Go through the listing and copy each line with the string "image".

↓↓↓

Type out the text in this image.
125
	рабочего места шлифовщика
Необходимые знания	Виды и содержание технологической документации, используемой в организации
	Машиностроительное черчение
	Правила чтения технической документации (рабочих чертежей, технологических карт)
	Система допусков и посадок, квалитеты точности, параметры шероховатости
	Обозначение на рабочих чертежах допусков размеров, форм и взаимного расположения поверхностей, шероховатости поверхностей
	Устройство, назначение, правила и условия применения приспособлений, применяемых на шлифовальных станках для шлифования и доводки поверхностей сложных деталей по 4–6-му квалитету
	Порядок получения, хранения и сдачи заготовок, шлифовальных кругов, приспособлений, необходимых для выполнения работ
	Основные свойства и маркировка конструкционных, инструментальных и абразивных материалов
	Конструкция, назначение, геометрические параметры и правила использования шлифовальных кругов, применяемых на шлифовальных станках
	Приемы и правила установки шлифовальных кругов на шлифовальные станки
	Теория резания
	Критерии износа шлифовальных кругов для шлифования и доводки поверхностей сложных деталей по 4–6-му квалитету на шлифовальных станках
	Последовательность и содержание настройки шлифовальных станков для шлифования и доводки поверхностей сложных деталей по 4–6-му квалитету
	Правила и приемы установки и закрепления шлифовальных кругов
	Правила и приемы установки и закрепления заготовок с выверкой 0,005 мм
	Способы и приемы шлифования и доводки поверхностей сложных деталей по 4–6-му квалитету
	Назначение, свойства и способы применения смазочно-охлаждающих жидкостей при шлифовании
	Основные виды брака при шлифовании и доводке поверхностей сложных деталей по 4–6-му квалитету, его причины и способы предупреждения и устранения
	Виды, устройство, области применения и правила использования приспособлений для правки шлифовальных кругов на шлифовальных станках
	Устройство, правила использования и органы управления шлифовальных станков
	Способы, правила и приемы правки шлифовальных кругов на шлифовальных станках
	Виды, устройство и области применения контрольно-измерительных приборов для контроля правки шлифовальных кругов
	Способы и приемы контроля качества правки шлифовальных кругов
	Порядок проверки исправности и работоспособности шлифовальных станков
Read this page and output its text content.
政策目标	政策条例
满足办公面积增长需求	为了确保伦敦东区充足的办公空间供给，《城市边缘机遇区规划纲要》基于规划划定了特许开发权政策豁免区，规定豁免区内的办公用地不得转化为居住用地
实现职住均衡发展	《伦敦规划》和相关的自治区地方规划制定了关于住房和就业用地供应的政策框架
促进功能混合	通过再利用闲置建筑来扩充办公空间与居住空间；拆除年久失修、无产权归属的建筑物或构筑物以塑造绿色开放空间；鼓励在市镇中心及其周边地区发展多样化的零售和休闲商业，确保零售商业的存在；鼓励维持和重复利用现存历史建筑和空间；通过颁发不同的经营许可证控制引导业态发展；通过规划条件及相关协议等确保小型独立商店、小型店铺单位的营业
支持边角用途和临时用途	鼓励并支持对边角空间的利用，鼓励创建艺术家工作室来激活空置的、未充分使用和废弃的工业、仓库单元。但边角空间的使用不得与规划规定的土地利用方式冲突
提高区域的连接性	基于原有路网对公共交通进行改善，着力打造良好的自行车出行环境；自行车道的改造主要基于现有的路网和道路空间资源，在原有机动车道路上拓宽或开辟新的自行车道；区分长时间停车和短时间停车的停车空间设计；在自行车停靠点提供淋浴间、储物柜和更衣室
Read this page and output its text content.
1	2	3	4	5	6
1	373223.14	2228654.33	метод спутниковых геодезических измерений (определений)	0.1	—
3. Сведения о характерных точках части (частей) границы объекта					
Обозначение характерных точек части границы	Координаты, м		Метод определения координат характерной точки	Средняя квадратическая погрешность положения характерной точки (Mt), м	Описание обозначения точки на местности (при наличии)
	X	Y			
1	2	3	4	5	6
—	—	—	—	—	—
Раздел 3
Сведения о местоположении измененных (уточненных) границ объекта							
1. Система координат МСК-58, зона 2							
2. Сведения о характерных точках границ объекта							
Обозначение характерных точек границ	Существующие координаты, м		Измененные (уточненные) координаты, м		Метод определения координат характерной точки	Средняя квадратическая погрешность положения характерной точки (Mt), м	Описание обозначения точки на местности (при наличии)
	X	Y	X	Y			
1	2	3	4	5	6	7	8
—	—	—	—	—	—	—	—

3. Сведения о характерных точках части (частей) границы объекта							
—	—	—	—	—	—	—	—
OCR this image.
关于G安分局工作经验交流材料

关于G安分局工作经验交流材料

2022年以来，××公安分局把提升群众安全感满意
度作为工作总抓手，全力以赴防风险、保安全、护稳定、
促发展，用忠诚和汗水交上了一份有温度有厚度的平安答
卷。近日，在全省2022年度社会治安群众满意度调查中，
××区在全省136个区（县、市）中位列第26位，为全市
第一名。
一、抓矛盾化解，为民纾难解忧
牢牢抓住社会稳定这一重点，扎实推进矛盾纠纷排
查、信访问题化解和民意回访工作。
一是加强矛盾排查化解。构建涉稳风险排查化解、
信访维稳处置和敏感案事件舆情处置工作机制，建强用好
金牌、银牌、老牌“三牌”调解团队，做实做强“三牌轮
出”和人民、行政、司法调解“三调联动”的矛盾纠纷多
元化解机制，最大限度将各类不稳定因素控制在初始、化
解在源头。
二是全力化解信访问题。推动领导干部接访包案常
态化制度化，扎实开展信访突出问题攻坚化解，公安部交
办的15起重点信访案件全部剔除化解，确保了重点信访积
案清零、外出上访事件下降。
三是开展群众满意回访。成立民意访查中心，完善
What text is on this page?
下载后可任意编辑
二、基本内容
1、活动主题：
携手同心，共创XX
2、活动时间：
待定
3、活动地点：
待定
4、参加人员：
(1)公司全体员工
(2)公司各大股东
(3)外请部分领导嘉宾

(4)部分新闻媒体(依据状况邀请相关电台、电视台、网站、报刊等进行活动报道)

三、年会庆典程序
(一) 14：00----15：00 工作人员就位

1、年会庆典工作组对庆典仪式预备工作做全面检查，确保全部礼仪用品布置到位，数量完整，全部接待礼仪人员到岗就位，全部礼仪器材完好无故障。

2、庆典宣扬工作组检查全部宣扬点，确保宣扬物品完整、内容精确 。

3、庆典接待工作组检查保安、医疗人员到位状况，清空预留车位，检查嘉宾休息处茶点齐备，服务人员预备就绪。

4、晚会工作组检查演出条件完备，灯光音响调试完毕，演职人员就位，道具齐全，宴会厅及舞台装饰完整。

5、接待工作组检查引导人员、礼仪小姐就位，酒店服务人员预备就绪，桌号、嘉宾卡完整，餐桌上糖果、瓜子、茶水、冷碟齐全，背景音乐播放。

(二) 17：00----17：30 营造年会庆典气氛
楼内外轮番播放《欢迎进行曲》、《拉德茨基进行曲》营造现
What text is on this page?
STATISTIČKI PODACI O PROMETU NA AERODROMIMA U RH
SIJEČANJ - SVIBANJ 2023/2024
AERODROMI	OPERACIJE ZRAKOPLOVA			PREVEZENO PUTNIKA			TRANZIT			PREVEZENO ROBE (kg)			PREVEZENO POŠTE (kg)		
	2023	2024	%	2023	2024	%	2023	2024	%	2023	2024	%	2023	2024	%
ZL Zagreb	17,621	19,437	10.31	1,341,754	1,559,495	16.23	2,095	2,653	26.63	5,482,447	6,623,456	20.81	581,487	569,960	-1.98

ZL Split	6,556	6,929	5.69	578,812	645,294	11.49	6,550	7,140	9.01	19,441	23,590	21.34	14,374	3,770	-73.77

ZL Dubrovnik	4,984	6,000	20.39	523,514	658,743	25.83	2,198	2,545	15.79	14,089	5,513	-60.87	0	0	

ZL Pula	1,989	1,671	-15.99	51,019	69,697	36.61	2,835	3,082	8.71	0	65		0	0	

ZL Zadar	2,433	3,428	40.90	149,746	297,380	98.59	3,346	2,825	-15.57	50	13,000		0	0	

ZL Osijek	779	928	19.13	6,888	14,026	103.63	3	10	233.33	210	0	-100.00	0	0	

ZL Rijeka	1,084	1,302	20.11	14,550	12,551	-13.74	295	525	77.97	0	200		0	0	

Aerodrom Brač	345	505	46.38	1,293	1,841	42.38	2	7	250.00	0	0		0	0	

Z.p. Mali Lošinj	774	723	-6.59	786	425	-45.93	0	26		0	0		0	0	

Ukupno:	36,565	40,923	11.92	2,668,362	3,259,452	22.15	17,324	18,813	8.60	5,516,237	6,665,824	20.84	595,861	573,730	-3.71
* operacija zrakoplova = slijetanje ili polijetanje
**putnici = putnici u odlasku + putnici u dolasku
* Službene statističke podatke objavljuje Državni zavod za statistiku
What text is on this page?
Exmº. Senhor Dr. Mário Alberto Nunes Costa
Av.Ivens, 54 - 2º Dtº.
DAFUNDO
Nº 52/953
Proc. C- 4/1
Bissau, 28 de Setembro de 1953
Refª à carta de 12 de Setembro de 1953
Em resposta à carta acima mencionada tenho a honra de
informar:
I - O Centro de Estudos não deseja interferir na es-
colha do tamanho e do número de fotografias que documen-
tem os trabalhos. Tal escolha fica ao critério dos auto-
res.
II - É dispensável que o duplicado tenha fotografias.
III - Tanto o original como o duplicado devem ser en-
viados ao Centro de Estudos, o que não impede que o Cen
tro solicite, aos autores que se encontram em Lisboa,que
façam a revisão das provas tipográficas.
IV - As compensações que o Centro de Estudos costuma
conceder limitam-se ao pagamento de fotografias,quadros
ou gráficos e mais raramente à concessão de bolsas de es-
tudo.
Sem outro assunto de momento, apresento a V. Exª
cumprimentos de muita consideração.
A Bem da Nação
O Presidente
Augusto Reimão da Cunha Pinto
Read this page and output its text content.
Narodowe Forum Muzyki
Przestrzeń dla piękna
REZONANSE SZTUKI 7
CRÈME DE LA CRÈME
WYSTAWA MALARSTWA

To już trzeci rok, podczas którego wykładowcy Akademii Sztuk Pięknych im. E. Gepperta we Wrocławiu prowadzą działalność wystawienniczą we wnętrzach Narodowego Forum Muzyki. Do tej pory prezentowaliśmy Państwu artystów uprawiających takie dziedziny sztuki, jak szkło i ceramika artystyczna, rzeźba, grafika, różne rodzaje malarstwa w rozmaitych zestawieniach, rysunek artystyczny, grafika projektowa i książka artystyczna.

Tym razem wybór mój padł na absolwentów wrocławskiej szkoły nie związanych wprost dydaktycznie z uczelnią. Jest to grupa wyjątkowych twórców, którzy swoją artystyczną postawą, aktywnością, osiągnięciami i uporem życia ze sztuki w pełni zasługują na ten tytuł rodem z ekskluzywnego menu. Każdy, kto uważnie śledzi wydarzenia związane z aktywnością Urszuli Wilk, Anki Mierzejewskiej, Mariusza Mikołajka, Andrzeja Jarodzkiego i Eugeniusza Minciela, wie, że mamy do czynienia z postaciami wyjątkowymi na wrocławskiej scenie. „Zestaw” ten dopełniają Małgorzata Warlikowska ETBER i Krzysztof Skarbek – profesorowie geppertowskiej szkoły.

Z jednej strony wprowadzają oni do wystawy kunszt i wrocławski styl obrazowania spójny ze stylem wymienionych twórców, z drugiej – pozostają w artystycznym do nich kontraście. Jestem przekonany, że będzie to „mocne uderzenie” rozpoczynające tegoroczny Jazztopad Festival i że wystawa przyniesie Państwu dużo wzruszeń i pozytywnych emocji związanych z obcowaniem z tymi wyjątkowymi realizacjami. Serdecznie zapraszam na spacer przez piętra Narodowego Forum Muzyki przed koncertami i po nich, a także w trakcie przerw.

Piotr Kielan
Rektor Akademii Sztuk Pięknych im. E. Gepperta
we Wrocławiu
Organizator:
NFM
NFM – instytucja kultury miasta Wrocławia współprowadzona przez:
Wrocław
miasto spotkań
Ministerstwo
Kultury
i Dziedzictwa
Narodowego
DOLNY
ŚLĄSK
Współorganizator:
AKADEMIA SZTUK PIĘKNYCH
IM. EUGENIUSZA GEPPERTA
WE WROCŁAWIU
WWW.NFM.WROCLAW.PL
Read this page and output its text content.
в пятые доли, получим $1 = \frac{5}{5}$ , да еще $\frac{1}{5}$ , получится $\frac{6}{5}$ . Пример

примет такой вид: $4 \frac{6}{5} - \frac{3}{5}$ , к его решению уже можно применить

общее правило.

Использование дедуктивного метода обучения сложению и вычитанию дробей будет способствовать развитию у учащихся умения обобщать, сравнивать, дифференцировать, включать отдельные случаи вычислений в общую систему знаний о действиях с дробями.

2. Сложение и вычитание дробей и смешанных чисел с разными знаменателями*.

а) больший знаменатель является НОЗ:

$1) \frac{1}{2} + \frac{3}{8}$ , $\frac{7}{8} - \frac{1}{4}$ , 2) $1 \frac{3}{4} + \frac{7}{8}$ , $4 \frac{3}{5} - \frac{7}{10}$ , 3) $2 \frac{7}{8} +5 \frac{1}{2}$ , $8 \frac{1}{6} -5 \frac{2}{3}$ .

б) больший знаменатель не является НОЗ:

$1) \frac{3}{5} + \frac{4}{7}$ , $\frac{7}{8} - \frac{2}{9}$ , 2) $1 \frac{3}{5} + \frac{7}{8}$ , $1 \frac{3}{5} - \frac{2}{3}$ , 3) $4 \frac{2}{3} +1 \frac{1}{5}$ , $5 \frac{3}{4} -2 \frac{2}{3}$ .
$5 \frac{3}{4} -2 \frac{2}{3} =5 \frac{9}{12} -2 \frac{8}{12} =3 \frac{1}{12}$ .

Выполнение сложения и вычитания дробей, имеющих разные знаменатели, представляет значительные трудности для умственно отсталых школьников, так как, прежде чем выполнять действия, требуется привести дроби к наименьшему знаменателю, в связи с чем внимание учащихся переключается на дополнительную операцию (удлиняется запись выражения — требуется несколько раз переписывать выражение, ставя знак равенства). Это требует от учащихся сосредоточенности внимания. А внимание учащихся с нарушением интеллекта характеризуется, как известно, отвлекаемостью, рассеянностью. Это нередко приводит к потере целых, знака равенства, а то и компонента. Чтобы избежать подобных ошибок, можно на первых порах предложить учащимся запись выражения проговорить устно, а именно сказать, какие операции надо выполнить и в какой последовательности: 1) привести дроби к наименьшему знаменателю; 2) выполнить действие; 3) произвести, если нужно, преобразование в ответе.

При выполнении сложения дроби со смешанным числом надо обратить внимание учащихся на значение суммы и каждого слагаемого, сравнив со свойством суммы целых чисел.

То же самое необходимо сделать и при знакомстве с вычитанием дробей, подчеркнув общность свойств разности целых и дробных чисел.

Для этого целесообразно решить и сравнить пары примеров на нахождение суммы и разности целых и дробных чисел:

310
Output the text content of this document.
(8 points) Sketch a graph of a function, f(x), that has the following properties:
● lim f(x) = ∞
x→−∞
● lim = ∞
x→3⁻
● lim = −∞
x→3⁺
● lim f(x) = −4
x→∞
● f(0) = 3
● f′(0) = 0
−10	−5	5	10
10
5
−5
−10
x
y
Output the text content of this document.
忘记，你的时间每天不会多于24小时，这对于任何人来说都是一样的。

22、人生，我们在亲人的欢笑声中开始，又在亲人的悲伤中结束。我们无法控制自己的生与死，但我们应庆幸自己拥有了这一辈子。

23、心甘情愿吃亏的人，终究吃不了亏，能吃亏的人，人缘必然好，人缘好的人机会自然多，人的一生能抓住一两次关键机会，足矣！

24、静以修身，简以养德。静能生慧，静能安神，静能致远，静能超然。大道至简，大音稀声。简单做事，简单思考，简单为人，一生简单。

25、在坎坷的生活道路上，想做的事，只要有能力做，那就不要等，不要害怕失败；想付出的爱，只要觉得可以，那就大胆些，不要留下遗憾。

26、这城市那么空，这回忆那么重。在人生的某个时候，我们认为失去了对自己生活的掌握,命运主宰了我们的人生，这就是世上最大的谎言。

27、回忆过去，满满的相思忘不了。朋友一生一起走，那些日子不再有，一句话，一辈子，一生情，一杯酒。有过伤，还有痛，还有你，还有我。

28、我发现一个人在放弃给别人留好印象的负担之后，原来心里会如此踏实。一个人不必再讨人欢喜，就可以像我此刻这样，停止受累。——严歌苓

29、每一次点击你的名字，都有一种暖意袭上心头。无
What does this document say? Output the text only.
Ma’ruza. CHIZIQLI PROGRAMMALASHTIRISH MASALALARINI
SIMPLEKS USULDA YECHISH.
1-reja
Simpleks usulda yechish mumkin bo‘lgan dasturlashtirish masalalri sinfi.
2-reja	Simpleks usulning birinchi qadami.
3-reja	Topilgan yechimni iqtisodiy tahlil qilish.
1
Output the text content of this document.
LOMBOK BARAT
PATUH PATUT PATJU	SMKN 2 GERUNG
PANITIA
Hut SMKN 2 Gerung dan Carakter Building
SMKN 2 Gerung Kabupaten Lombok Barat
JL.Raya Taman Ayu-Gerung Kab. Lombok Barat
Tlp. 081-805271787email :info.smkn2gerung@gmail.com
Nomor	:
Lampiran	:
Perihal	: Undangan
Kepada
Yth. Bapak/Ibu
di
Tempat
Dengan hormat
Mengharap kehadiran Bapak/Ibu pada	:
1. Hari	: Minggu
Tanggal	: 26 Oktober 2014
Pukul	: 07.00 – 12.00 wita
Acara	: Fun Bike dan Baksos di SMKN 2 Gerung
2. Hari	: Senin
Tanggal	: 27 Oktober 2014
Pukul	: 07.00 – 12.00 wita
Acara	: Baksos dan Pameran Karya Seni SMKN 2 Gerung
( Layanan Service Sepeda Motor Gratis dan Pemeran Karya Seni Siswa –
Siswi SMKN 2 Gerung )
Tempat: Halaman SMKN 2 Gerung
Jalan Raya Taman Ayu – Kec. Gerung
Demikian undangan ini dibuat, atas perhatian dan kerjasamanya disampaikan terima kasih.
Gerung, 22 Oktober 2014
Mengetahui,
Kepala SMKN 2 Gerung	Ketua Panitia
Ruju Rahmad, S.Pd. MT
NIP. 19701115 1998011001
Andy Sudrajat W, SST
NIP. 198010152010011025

↑↑↑

# ANSWER TO THIS PROBLEM
Type out the text in this image.
OCR this image.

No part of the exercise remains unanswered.